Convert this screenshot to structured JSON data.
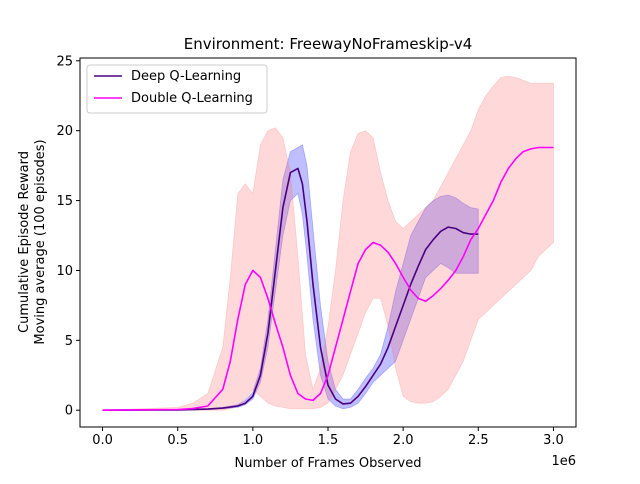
{
  "chart_data": {
    "type": "line",
    "title": "Environment: FreewayNoFrameskip-v4",
    "xlabel": "Number of Frames Observed",
    "ylabel_line1": "Cumulative Episode Reward",
    "ylabel_line2": "Moving average (100 episodes)",
    "x_offset_label": "1e6",
    "xlim": [
      -0.15,
      3.15
    ],
    "ylim": [
      -1.2,
      25.2
    ],
    "x_ticks": [
      0.0,
      0.5,
      1.0,
      1.5,
      2.0,
      2.5,
      3.0
    ],
    "x_tick_labels": [
      "0.0",
      "0.5",
      "1.0",
      "1.5",
      "2.0",
      "2.5",
      "3.0"
    ],
    "y_ticks": [
      0,
      5,
      10,
      15,
      20,
      25
    ],
    "y_tick_labels": [
      "0",
      "5",
      "10",
      "15",
      "20",
      "25"
    ],
    "grid": false,
    "legend_position": "upper-left",
    "series": [
      {
        "name": "Deep Q-Learning",
        "color": "#4b0082",
        "band_color": "#0000ff",
        "x": [
          0.0,
          0.5,
          0.7,
          0.8,
          0.9,
          0.95,
          1.0,
          1.05,
          1.1,
          1.15,
          1.2,
          1.25,
          1.3,
          1.33,
          1.36,
          1.4,
          1.45,
          1.5,
          1.55,
          1.6,
          1.65,
          1.7,
          1.75,
          1.8,
          1.85,
          1.9,
          1.95,
          2.0,
          2.05,
          2.1,
          2.15,
          2.2,
          2.25,
          2.3,
          2.35,
          2.4,
          2.45,
          2.5
        ],
        "y": [
          0.0,
          0.02,
          0.08,
          0.15,
          0.3,
          0.5,
          1.0,
          2.5,
          5.5,
          10.0,
          14.5,
          17.0,
          17.3,
          16.2,
          13.5,
          9.0,
          4.5,
          1.8,
          0.8,
          0.45,
          0.5,
          1.0,
          1.7,
          2.5,
          3.3,
          4.5,
          6.0,
          7.5,
          9.0,
          10.3,
          11.5,
          12.2,
          12.8,
          13.1,
          13.0,
          12.7,
          12.6,
          12.6
        ],
        "lower": [
          0.0,
          0.0,
          0.05,
          0.1,
          0.2,
          0.4,
          0.8,
          2.0,
          4.5,
          8.5,
          12.5,
          15.0,
          15.5,
          14.0,
          11.0,
          6.5,
          2.5,
          0.8,
          0.3,
          0.1,
          0.2,
          0.5,
          1.2,
          2.0,
          2.5,
          3.0,
          3.5,
          5.0,
          6.5,
          8.0,
          9.5,
          10.0,
          10.5,
          10.2,
          9.8,
          9.8,
          9.8,
          9.8
        ],
        "upper": [
          0.0,
          0.05,
          0.12,
          0.2,
          0.4,
          0.7,
          1.3,
          3.0,
          6.5,
          11.5,
          16.5,
          18.5,
          18.8,
          19.0,
          17.5,
          13.0,
          7.5,
          3.5,
          1.5,
          0.8,
          0.8,
          1.5,
          2.3,
          3.0,
          4.0,
          6.0,
          8.5,
          10.5,
          12.5,
          13.5,
          14.5,
          15.0,
          15.3,
          15.4,
          15.2,
          14.8,
          14.5,
          14.4
        ]
      },
      {
        "name": "Double Q-Learning",
        "color": "#ff00ff",
        "band_color": "#ff6666",
        "x": [
          0.0,
          0.5,
          0.6,
          0.7,
          0.8,
          0.85,
          0.9,
          0.95,
          1.0,
          1.05,
          1.1,
          1.15,
          1.2,
          1.25,
          1.3,
          1.35,
          1.4,
          1.45,
          1.5,
          1.55,
          1.6,
          1.65,
          1.7,
          1.75,
          1.8,
          1.85,
          1.9,
          1.95,
          2.0,
          2.05,
          2.1,
          2.15,
          2.2,
          2.25,
          2.3,
          2.35,
          2.4,
          2.45,
          2.5,
          2.55,
          2.6,
          2.65,
          2.7,
          2.75,
          2.8,
          2.85,
          2.9,
          2.95,
          3.0
        ],
        "y": [
          0.0,
          0.05,
          0.12,
          0.3,
          1.5,
          3.5,
          6.5,
          9.0,
          10.0,
          9.5,
          8.0,
          6.2,
          4.5,
          2.5,
          1.2,
          0.8,
          0.7,
          1.2,
          2.5,
          4.5,
          6.5,
          8.5,
          10.5,
          11.5,
          12.0,
          11.8,
          11.3,
          10.5,
          9.5,
          8.6,
          8.0,
          7.8,
          8.2,
          8.7,
          9.3,
          10.0,
          11.0,
          12.2,
          13.0,
          14.0,
          15.0,
          16.3,
          17.3,
          18.0,
          18.5,
          18.7,
          18.8,
          18.8,
          18.8
        ],
        "lower": [
          0.0,
          0.0,
          0.0,
          0.0,
          0.0,
          0.1,
          0.3,
          0.8,
          1.5,
          1.0,
          0.5,
          0.3,
          0.2,
          0.1,
          0.1,
          0.1,
          0.1,
          0.2,
          0.5,
          1.5,
          2.5,
          4.0,
          5.5,
          7.0,
          8.0,
          8.0,
          6.0,
          3.0,
          1.0,
          0.6,
          0.5,
          0.5,
          0.6,
          1.0,
          1.5,
          2.5,
          3.5,
          5.0,
          6.5,
          7.0,
          7.5,
          8.0,
          8.5,
          9.0,
          9.5,
          10.0,
          11.0,
          11.5,
          12.0
        ],
        "upper": [
          0.0,
          0.2,
          0.5,
          1.2,
          4.5,
          9.5,
          15.5,
          16.2,
          15.5,
          19.0,
          20.0,
          20.2,
          19.5,
          17.0,
          11.0,
          4.0,
          1.5,
          3.0,
          6.0,
          10.0,
          15.0,
          18.5,
          19.8,
          20.0,
          19.5,
          17.0,
          15.0,
          13.5,
          13.0,
          13.5,
          14.0,
          14.5,
          15.0,
          16.0,
          17.0,
          18.0,
          19.0,
          20.0,
          21.5,
          22.5,
          23.2,
          23.8,
          23.9,
          23.8,
          23.6,
          23.4,
          23.4,
          23.4,
          23.4
        ]
      }
    ]
  }
}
#####
### TASK DESCRIPTION
Pick out each line that holds the string "name".

### RESPONSE TO THE EXERCISE
        "name": "Deep Q-Learning",
        "name": "Double Q-Learning",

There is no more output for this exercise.